## Collected data entries
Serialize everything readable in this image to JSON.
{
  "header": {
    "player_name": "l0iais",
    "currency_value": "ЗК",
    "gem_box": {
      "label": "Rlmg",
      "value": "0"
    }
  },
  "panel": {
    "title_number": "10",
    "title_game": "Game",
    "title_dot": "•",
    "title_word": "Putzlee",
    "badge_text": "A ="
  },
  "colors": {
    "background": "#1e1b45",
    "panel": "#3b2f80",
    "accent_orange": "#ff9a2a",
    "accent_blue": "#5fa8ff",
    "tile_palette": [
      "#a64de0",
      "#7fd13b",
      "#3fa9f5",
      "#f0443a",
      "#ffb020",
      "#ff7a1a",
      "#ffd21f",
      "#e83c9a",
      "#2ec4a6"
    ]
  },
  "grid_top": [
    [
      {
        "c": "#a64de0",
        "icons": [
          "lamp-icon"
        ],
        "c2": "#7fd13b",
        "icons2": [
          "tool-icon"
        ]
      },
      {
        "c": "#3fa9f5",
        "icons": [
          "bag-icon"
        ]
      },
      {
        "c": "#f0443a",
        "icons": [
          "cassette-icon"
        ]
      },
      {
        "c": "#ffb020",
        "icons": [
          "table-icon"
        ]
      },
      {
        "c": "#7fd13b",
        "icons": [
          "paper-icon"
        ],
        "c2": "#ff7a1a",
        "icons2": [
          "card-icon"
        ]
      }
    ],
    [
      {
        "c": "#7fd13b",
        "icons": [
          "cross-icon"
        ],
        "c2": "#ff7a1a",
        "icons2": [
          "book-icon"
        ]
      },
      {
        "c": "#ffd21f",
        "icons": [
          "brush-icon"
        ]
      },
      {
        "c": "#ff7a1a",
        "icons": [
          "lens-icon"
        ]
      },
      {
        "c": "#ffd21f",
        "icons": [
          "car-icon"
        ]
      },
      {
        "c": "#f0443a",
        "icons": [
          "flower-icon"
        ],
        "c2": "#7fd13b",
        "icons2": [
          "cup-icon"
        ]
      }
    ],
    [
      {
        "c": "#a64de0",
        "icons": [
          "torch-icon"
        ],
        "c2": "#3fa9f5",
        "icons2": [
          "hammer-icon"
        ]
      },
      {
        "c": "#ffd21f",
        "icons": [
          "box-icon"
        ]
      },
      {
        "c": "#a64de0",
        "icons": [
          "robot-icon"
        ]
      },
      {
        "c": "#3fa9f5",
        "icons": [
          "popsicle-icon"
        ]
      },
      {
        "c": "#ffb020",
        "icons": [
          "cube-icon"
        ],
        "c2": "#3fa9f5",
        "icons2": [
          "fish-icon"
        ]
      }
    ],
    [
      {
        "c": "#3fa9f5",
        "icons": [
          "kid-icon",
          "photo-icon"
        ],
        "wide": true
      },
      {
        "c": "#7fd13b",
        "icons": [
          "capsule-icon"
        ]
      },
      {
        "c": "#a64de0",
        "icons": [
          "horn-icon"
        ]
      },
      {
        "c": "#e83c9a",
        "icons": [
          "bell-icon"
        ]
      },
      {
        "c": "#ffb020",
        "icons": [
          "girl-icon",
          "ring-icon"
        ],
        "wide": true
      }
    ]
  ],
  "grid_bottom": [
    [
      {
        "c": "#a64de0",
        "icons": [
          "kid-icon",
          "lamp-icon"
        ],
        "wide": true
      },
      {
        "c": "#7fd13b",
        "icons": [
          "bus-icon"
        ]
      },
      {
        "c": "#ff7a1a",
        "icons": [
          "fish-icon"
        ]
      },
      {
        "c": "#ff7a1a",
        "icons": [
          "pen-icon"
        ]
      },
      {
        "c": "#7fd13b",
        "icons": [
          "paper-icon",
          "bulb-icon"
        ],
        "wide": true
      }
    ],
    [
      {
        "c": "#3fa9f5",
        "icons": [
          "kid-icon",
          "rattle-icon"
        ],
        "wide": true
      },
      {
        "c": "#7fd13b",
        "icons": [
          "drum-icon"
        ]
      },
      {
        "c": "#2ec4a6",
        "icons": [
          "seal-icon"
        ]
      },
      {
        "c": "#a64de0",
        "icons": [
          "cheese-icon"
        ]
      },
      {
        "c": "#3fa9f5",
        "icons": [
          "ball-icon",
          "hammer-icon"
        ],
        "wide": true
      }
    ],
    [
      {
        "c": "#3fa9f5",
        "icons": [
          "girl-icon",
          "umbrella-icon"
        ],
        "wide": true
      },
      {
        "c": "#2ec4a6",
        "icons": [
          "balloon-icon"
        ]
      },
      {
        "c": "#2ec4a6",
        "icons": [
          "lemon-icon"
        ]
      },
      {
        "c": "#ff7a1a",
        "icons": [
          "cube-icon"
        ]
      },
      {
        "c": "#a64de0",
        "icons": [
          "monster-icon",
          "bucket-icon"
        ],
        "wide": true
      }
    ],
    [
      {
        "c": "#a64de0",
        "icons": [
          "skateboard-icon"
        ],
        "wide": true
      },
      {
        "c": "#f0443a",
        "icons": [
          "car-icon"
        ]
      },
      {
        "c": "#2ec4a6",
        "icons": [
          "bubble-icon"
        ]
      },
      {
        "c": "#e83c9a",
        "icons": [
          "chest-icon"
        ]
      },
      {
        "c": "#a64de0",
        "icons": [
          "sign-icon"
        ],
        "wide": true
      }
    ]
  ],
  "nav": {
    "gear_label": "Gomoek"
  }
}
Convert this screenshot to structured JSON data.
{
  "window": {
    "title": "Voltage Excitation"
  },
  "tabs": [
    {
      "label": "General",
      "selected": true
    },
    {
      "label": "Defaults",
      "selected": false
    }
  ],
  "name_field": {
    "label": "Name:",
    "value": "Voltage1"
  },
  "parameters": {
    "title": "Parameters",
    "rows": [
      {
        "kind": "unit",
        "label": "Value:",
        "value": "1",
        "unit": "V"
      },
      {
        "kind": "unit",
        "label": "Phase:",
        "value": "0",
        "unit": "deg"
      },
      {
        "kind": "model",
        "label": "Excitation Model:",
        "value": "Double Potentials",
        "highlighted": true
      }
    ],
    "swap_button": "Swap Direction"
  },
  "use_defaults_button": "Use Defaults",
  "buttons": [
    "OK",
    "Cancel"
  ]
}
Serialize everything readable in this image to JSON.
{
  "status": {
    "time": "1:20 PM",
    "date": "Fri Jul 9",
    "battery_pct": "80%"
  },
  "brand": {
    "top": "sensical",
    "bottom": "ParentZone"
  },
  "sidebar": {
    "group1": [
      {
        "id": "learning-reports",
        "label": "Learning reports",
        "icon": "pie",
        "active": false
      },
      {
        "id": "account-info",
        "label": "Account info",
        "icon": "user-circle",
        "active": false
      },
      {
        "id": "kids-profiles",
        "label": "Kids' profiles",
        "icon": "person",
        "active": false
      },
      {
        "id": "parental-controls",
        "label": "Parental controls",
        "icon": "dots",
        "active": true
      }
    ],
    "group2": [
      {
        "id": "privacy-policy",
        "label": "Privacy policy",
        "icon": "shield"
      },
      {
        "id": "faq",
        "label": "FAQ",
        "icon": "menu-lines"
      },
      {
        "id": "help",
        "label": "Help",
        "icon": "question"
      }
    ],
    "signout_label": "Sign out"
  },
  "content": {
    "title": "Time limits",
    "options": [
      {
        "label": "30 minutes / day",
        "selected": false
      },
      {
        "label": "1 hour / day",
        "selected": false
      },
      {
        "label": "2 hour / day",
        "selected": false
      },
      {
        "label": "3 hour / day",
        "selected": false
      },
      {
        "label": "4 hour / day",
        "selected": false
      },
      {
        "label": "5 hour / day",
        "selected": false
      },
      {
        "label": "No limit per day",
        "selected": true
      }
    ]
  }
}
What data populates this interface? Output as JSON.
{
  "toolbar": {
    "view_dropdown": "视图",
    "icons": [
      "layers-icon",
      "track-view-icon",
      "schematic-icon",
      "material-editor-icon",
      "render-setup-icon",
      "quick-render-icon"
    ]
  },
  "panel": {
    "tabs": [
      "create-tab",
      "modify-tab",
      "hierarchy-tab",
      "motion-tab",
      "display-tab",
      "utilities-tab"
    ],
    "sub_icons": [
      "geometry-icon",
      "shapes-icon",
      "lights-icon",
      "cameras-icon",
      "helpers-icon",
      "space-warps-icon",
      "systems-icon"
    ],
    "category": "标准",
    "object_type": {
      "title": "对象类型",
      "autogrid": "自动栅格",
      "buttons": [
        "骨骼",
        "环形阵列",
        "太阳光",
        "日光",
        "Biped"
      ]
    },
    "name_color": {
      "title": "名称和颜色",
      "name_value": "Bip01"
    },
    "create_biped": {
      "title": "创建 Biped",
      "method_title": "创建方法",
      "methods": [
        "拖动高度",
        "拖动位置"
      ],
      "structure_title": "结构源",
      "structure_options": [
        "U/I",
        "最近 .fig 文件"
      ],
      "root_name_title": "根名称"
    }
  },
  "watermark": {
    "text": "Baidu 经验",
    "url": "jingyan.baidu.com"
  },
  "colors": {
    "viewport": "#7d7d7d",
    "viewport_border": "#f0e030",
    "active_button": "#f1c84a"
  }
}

## Stated goal
Give exactly the lines from the one with "What data populates" to the end of the entries, nothing before them.

## Solution for this problem
What data populates this interface? Output as JSON.
{
  "toolbar": {
    "view_dropdown": "视图",
    "icons": [
      "layers-icon",
      "track-view-icon",
      "schematic-icon",
      "material-editor-icon",
      "render-setup-icon",
      "quick-render-icon"
    ]
  },
  "panel": {
    "tabs": [
      "create-tab",
      "modify-tab",
      "hierarchy-tab",
      "motion-tab",
      "display-tab",
      "utilities-tab"
    ],
    "sub_icons": [
      "geometry-icon",
      "shapes-icon",
      "lights-icon",
      "cameras-icon",
      "helpers-icon",
      "space-warps-icon",
      "systems-icon"
    ],
    "category": "标准",
    "object_type": {
      "title": "对象类型",
      "autogrid": "自动栅格",
      "buttons": [
        "骨骼",
        "环形阵列",
        "太阳光",
        "日光",
        "Biped"
      ]
    },
    "name_color": {
      "title": "名称和颜色",
      "name_value": "Bip01"
    },
    "create_biped": {
      "title": "创建 Biped",
      "method_title": "创建方法",
      "methods": [
        "拖动高度",
        "拖动位置"
      ],
      "structure_title": "结构源",
      "structure_options": [
        "U/I",
        "最近 .fig 文件"
      ],
      "root_name_title": "根名称"
    }
  },
  "watermark": {
    "text": "Baidu 经验",
    "url": "jingyan.baidu.com"
  },
  "colors": {
    "viewport": "#7d7d7d",
    "viewport_border": "#f0e030",
    "active_button": "#f1c84a"
  }
}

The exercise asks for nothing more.